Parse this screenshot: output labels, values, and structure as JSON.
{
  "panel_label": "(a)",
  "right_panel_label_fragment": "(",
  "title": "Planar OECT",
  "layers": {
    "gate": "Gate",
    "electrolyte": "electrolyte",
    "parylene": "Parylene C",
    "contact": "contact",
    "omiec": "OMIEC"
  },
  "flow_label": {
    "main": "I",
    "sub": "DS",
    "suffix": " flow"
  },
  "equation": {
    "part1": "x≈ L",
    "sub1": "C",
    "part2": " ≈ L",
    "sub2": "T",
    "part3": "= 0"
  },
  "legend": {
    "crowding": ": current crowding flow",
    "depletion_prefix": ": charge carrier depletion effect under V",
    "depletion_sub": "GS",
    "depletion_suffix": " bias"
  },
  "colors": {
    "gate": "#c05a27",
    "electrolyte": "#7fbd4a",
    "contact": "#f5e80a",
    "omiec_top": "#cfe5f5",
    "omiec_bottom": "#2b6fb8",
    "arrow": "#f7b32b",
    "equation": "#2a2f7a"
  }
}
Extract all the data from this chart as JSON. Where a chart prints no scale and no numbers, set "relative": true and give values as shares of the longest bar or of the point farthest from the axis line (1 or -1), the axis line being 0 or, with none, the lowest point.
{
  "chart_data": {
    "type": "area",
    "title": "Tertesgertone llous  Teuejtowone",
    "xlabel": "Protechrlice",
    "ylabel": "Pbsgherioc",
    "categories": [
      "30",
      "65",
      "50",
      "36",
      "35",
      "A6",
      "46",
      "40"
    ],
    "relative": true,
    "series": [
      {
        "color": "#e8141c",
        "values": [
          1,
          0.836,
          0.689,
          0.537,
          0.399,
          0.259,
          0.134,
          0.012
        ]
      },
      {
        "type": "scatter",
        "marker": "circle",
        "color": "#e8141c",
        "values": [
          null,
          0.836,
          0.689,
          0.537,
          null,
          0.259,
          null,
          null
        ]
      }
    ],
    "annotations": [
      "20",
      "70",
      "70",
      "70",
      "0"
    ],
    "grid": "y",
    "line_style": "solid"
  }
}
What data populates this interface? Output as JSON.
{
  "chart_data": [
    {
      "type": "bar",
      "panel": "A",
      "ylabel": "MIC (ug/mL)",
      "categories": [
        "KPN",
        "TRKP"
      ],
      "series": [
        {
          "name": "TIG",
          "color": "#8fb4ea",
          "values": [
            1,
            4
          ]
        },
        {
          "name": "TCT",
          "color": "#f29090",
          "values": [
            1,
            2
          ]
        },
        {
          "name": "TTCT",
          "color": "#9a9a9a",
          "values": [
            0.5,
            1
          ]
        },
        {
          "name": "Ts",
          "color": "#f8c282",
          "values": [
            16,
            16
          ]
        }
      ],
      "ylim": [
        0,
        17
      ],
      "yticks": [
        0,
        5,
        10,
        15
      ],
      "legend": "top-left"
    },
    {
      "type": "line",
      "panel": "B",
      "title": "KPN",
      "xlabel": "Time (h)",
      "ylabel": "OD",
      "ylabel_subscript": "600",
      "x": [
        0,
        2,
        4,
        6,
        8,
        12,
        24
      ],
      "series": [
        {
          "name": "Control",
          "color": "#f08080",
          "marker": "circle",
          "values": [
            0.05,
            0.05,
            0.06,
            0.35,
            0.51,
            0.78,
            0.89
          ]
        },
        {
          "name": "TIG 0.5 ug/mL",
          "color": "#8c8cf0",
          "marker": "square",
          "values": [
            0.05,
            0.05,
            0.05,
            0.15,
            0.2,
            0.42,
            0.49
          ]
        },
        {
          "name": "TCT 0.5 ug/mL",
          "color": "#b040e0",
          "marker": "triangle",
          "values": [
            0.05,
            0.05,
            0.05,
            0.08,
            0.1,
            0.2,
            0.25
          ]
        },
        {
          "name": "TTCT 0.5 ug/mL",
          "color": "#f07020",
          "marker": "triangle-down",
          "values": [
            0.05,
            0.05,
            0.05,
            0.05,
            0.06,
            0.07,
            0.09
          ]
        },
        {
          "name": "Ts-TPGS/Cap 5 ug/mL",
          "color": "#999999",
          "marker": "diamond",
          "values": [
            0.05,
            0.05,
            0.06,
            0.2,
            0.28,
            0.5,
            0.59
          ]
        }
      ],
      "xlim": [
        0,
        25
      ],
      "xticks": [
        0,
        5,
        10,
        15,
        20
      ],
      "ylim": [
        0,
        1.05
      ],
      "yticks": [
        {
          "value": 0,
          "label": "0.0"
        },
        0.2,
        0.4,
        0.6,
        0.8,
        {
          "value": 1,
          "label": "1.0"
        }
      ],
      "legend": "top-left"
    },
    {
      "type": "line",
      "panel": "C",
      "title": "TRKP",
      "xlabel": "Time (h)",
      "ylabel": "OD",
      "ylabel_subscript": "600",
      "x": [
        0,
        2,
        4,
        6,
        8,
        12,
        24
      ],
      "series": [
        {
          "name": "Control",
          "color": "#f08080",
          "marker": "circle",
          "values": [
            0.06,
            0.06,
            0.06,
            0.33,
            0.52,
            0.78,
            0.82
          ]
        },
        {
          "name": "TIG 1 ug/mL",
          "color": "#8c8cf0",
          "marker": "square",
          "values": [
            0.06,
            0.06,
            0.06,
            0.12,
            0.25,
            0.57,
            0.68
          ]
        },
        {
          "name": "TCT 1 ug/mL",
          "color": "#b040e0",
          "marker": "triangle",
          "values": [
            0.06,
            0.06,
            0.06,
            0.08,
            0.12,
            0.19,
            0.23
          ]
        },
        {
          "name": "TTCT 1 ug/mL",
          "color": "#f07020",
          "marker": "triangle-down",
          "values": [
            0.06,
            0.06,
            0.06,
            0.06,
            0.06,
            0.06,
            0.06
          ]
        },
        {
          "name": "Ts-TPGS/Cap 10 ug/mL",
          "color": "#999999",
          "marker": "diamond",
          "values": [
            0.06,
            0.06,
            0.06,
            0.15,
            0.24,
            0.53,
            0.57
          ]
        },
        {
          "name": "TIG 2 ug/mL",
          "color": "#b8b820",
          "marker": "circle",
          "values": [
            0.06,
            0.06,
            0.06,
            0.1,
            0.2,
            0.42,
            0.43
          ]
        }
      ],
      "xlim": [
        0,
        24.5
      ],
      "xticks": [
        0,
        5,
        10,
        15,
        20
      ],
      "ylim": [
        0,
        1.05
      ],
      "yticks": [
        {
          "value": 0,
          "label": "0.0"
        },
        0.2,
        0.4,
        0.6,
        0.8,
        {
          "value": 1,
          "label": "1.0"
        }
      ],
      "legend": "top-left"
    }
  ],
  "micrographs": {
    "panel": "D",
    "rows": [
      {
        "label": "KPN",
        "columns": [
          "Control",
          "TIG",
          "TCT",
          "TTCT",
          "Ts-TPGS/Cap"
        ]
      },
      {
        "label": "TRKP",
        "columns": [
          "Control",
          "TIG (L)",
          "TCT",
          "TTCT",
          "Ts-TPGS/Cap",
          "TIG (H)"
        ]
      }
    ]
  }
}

> Request
Extract the full listing and reproduce each line exactly.

> Correct result
Parse this screenshot: output labels, values, and structure as JSON.
{
  "panel_label": "(a)",
  "right_panel_label_fragment": "(",
  "title": "Planar OECT",
  "layers": {
    "gate": "Gate",
    "electrolyte": "electrolyte",
    "parylene": "Parylene C",
    "contact": "contact",
    "omiec": "OMIEC"
  },
  "flow_label": {
    "main": "I",
    "sub": "DS",
    "suffix": " flow"
  },
  "equation": {
    "part1": "x≈ L",
    "sub1": "C",
    "part2": " ≈ L",
    "sub2": "T",
    "part3": "= 0"
  },
  "legend": {
    "crowding": ": current crowding flow",
    "depletion_prefix": ": charge carrier depletion effect under V",
    "depletion_sub": "GS",
    "depletion_suffix": " bias"
  },
  "colors": {
    "gate": "#c05a27",
    "electrolyte": "#7fbd4a",
    "contact": "#f5e80a",
    "omiec_top": "#cfe5f5",
    "omiec_bottom": "#2b6fb8",
    "arrow": "#f7b32b",
    "equation": "#2a2f7a"
  }
}
Extract all the data from this chart as JSON. Where a chart prints no scale and no numbers, set "relative": true and give values as shares of the longest bar or of the point farthest from the axis line (1 or -1), the axis line being 0 or, with none, the lowest point.
{
  "chart_data": {
    "type": "area",
    "title": "Tertesgertone llous  Teuejtowone",
    "xlabel": "Protechrlice",
    "ylabel": "Pbsgherioc",
    "categories": [
      "30",
      "65",
      "50",
      "36",
      "35",
      "A6",
      "46",
      "40"
    ],
    "relative": true,
    "series": [
      {
        "color": "#e8141c",
        "values": [
          1,
          0.836,
          0.689,
          0.537,
          0.399,
          0.259,
          0.134,
          0.012
        ]
      },
      {
        "type": "scatter",
        "marker": "circle",
        "color": "#e8141c",
        "values": [
          null,
          0.836,
          0.689,
          0.537,
          null,
          0.259,
          null,
          null
        ]
      }
    ],
    "annotations": [
      "20",
      "70",
      "70",
      "70",
      "0"
    ],
    "grid": "y",
    "line_style": "solid"
  }
}
What data populates this interface? Output as JSON.
{
  "chart_data": [
    {
      "type": "bar",
      "panel": "A",
      "ylabel": "MIC (ug/mL)",
      "categories": [
        "KPN",
        "TRKP"
      ],
      "series": [
        {
          "name": "TIG",
          "color": "#8fb4ea",
          "values": [
            1,
            4
          ]
        },
        {
          "name": "TCT",
          "color": "#f29090",
          "values": [
            1,
            2
          ]
        },
        {
          "name": "TTCT",
          "color": "#9a9a9a",
          "values": [
            0.5,
            1
          ]
        },
        {
          "name": "Ts",
          "color": "#f8c282",
          "values": [
            16,
            16
          ]
        }
      ],
      "ylim": [
        0,
        17
      ],
      "yticks": [
        0,
        5,
        10,
        15
      ],
      "legend": "top-left"
    },
    {
      "type": "line",
      "panel": "B",
      "title": "KPN",
      "xlabel": "Time (h)",
      "ylabel": "OD",
      "ylabel_subscript": "600",
      "x": [
        0,
        2,
        4,
        6,
        8,
        12,
        24
      ],
      "series": [
        {
          "name": "Control",
          "color": "#f08080",
          "marker": "circle",
          "values": [
            0.05,
            0.05,
            0.06,
            0.35,
            0.51,
            0.78,
            0.89
          ]
        },
        {
          "name": "TIG 0.5 ug/mL",
          "color": "#8c8cf0",
          "marker": "square",
          "values": [
            0.05,
            0.05,
            0.05,
            0.15,
            0.2,
            0.42,
            0.49
          ]
        },
        {
          "name": "TCT 0.5 ug/mL",
          "color": "#b040e0",
          "marker": "triangle",
          "values": [
            0.05,
            0.05,
            0.05,
            0.08,
            0.1,
            0.2,
            0.25
          ]
        },
        {
          "name": "TTCT 0.5 ug/mL",
          "color": "#f07020",
          "marker": "triangle-down",
          "values": [
            0.05,
            0.05,
            0.05,
            0.05,
            0.06,
            0.07,
            0.09
          ]
        },
        {
          "name": "Ts-TPGS/Cap 5 ug/mL",
          "color": "#999999",
          "marker": "diamond",
          "values": [
            0.05,
            0.05,
            0.06,
            0.2,
            0.28,
            0.5,
            0.59
          ]
        }
      ],
      "xlim": [
        0,
        25
      ],
      "xticks": [
        0,
        5,
        10,
        15,
        20
      ],
      "ylim": [
        0,
        1.05
      ],
      "yticks": [
        {
          "value": 0,
          "label": "0.0"
        },
        0.2,
        0.4,
        0.6,
        0.8,
        {
          "value": 1,
          "label": "1.0"
        }
      ],
      "legend": "top-left"
    },
    {
      "type": "line",
      "panel": "C",
      "title": "TRKP",
      "xlabel": "Time (h)",
      "ylabel": "OD",
      "ylabel_subscript": "600",
      "x": [
        0,
        2,
        4,
        6,
        8,
        12,
        24
      ],
      "series": [
        {
          "name": "Control",
          "color": "#f08080",
          "marker": "circle",
          "values": [
            0.06,
            0.06,
            0.06,
            0.33,
            0.52,
            0.78,
            0.82
          ]
        },
        {
          "name": "TIG 1 ug/mL",
          "color": "#8c8cf0",
          "marker": "square",
          "values": [
            0.06,
            0.06,
            0.06,
            0.12,
            0.25,
            0.57,
            0.68
          ]
        },
        {
          "name": "TCT 1 ug/mL",
          "color": "#b040e0",
          "marker": "triangle",
          "values": [
            0.06,
            0.06,
            0.06,
            0.08,
            0.12,
            0.19,
            0.23
          ]
        },
        {
          "name": "TTCT 1 ug/mL",
          "color": "#f07020",
          "marker": "triangle-down",
          "values": [
            0.06,
            0.06,
            0.06,
            0.06,
            0.06,
            0.06,
            0.06
          ]
        },
        {
          "name": "Ts-TPGS/Cap 10 ug/mL",
          "color": "#999999",
          "marker": "diamond",
          "values": [
            0.06,
            0.06,
            0.06,
            0.15,
            0.24,
            0.53,
            0.57
          ]
        },
        {
          "name": "TIG 2 ug/mL",
          "color": "#b8b820",
          "marker": "circle",
          "values": [
            0.06,
            0.06,
            0.06,
            0.1,
            0.2,
            0.42,
            0.43
          ]
        }
      ],
      "xlim": [
        0,
        24.5
      ],
      "xticks": [
        0,
        5,
        10,
        15,
        20
      ],
      "ylim": [
        0,
        1.05
      ],
      "yticks": [
        {
          "value": 0,
          "label": "0.0"
        },
        0.2,
        0.4,
        0.6,
        0.8,
        {
          "value": 1,
          "label": "1.0"
        }
      ],
      "legend": "top-left"
    }
  ],
  "micrographs": {
    "panel": "D",
    "rows": [
      {
        "label": "KPN",
        "columns": [
          "Control",
          "TIG",
          "TCT",
          "TTCT",
          "Ts-TPGS/Cap"
        ]
      },
      {
        "label": "TRKP",
        "columns": [
          "Control",
          "TIG (L)",
          "TCT",
          "TTCT",
          "Ts-TPGS/Cap",
          "TIG (H)"
        ]
      }
    ]
  }
}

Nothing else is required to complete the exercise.